* _Exercise_
Copy the records below exactly, leaving out every picture.

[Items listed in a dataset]
= = = =
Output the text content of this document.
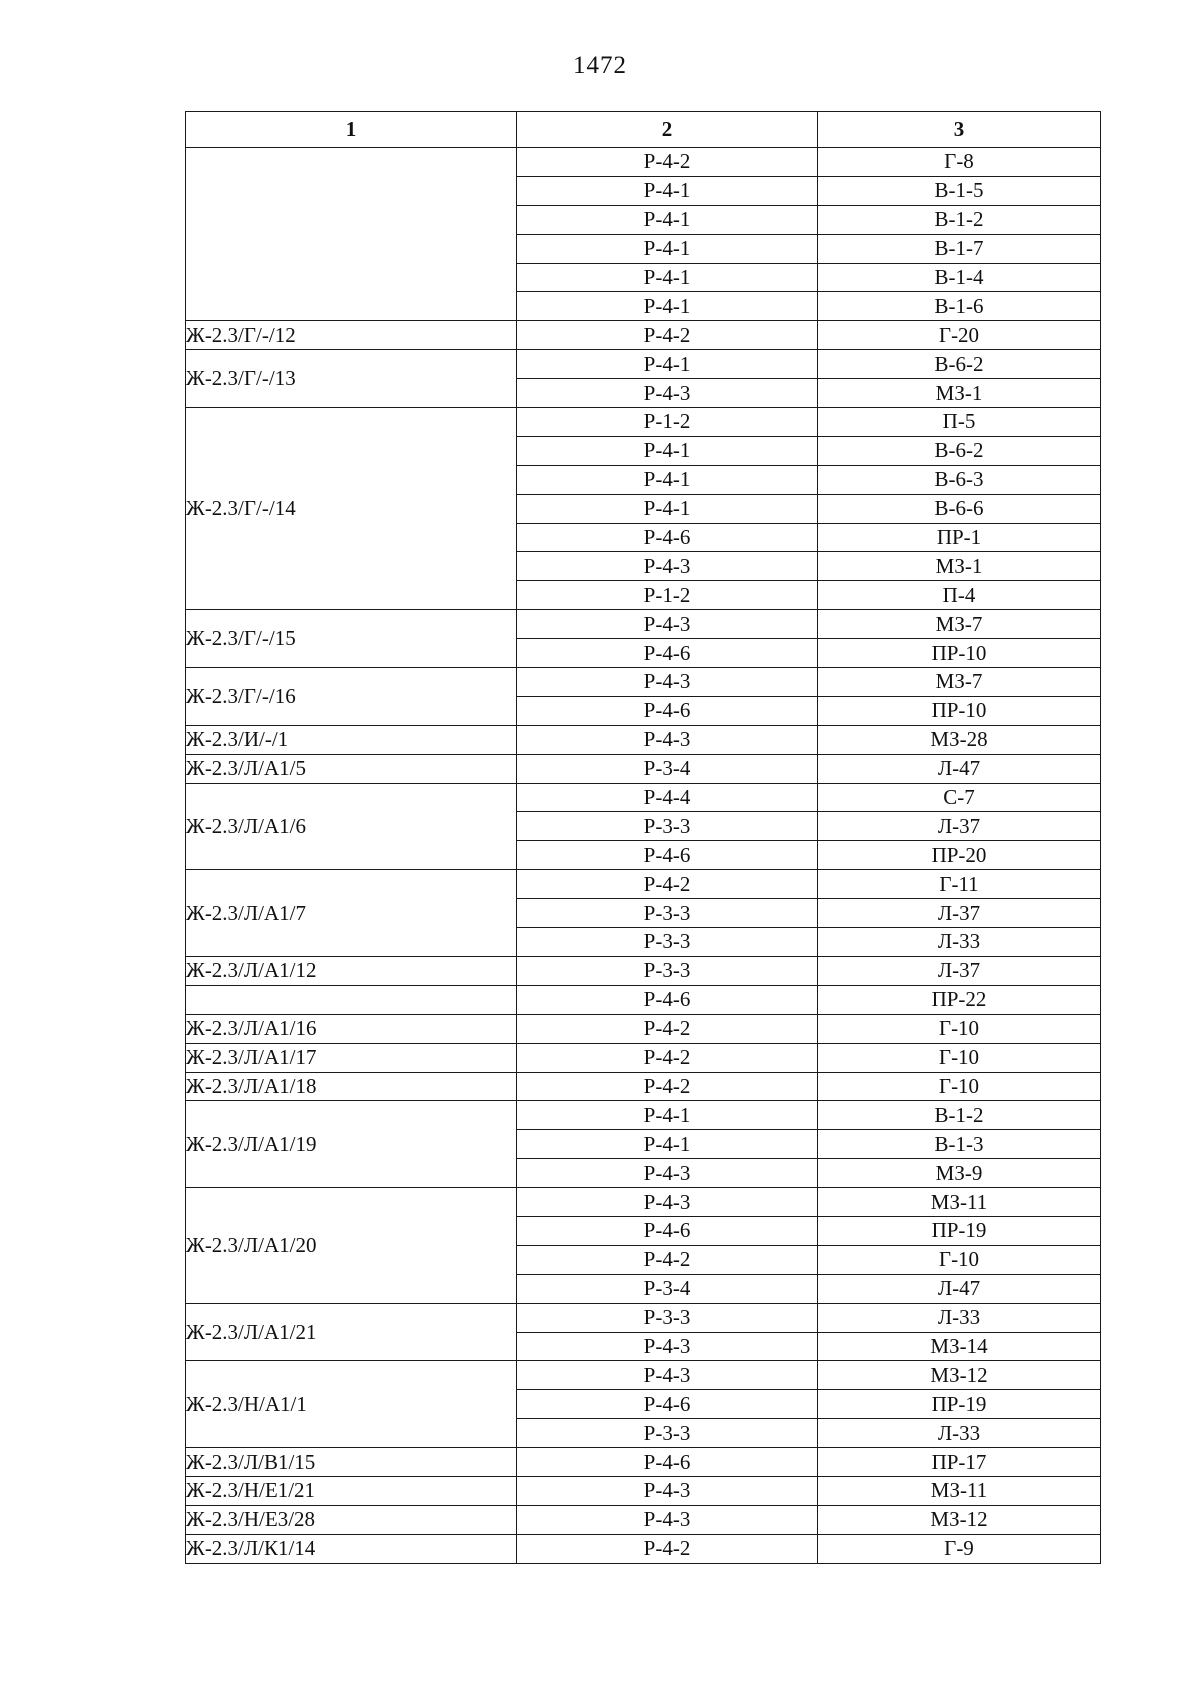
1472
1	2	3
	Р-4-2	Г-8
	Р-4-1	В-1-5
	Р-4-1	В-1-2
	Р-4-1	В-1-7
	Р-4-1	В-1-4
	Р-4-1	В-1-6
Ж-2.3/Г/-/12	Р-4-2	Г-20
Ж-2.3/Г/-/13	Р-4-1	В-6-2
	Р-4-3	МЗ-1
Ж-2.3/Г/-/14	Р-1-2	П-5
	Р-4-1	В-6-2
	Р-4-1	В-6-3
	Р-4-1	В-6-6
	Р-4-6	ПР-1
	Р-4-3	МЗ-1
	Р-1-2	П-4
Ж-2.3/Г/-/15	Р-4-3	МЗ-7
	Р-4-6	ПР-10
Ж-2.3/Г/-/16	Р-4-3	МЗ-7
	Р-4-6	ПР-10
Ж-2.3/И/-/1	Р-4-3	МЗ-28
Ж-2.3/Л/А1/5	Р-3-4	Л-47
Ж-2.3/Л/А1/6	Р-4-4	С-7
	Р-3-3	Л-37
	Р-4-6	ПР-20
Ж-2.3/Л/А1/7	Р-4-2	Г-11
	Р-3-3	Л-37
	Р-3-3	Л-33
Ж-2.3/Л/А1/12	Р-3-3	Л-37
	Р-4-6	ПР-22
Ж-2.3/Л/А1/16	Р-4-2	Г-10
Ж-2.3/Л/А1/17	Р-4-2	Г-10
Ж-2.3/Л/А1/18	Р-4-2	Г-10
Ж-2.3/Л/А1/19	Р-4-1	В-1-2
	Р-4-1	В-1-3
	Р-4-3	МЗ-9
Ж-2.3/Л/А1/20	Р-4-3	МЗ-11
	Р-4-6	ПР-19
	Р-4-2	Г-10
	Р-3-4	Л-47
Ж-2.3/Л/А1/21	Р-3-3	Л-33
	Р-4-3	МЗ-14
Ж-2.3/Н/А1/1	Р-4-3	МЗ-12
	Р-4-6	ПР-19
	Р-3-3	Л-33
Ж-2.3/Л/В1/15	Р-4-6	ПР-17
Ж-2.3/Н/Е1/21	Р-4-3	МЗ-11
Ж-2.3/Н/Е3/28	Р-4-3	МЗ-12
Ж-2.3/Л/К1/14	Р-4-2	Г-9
= = = =
* _The output_
Output the text content of this document.
1472
1	2	3
	Р-4-2	Г-8
	Р-4-1	В-1-5
	Р-4-1	В-1-2
	Р-4-1	В-1-7
	Р-4-1	В-1-4
	Р-4-1	В-1-6
Ж-2.3/Г/-/12	Р-4-2	Г-20
Ж-2.3/Г/-/13	Р-4-1	В-6-2
	Р-4-3	МЗ-1
Ж-2.3/Г/-/14	Р-1-2	П-5
	Р-4-1	В-6-2
	Р-4-1	В-6-3
	Р-4-1	В-6-6
	Р-4-6	ПР-1
	Р-4-3	МЗ-1
	Р-1-2	П-4
Ж-2.3/Г/-/15	Р-4-3	МЗ-7
	Р-4-6	ПР-10
Ж-2.3/Г/-/16	Р-4-3	МЗ-7
	Р-4-6	ПР-10
Ж-2.3/И/-/1	Р-4-3	МЗ-28
Ж-2.3/Л/А1/5	Р-3-4	Л-47
Ж-2.3/Л/А1/6	Р-4-4	С-7
	Р-3-3	Л-37
	Р-4-6	ПР-20
Ж-2.3/Л/А1/7	Р-4-2	Г-11
	Р-3-3	Л-37
	Р-3-3	Л-33
Ж-2.3/Л/А1/12	Р-3-3	Л-37
	Р-4-6	ПР-22
Ж-2.3/Л/А1/16	Р-4-2	Г-10
Ж-2.3/Л/А1/17	Р-4-2	Г-10
Ж-2.3/Л/А1/18	Р-4-2	Г-10
Ж-2.3/Л/А1/19	Р-4-1	В-1-2
	Р-4-1	В-1-3
	Р-4-3	МЗ-9
Ж-2.3/Л/А1/20	Р-4-3	МЗ-11
	Р-4-6	ПР-19
	Р-4-2	Г-10
	Р-3-4	Л-47
Ж-2.3/Л/А1/21	Р-3-3	Л-33
	Р-4-3	МЗ-14
Ж-2.3/Н/А1/1	Р-4-3	МЗ-12
	Р-4-6	ПР-19
	Р-3-3	Л-33
Ж-2.3/Л/В1/15	Р-4-6	ПР-17
Ж-2.3/Н/Е1/21	Р-4-3	МЗ-11
Ж-2.3/Н/Е3/28	Р-4-3	МЗ-12
Ж-2.3/Л/К1/14	Р-4-2	Г-9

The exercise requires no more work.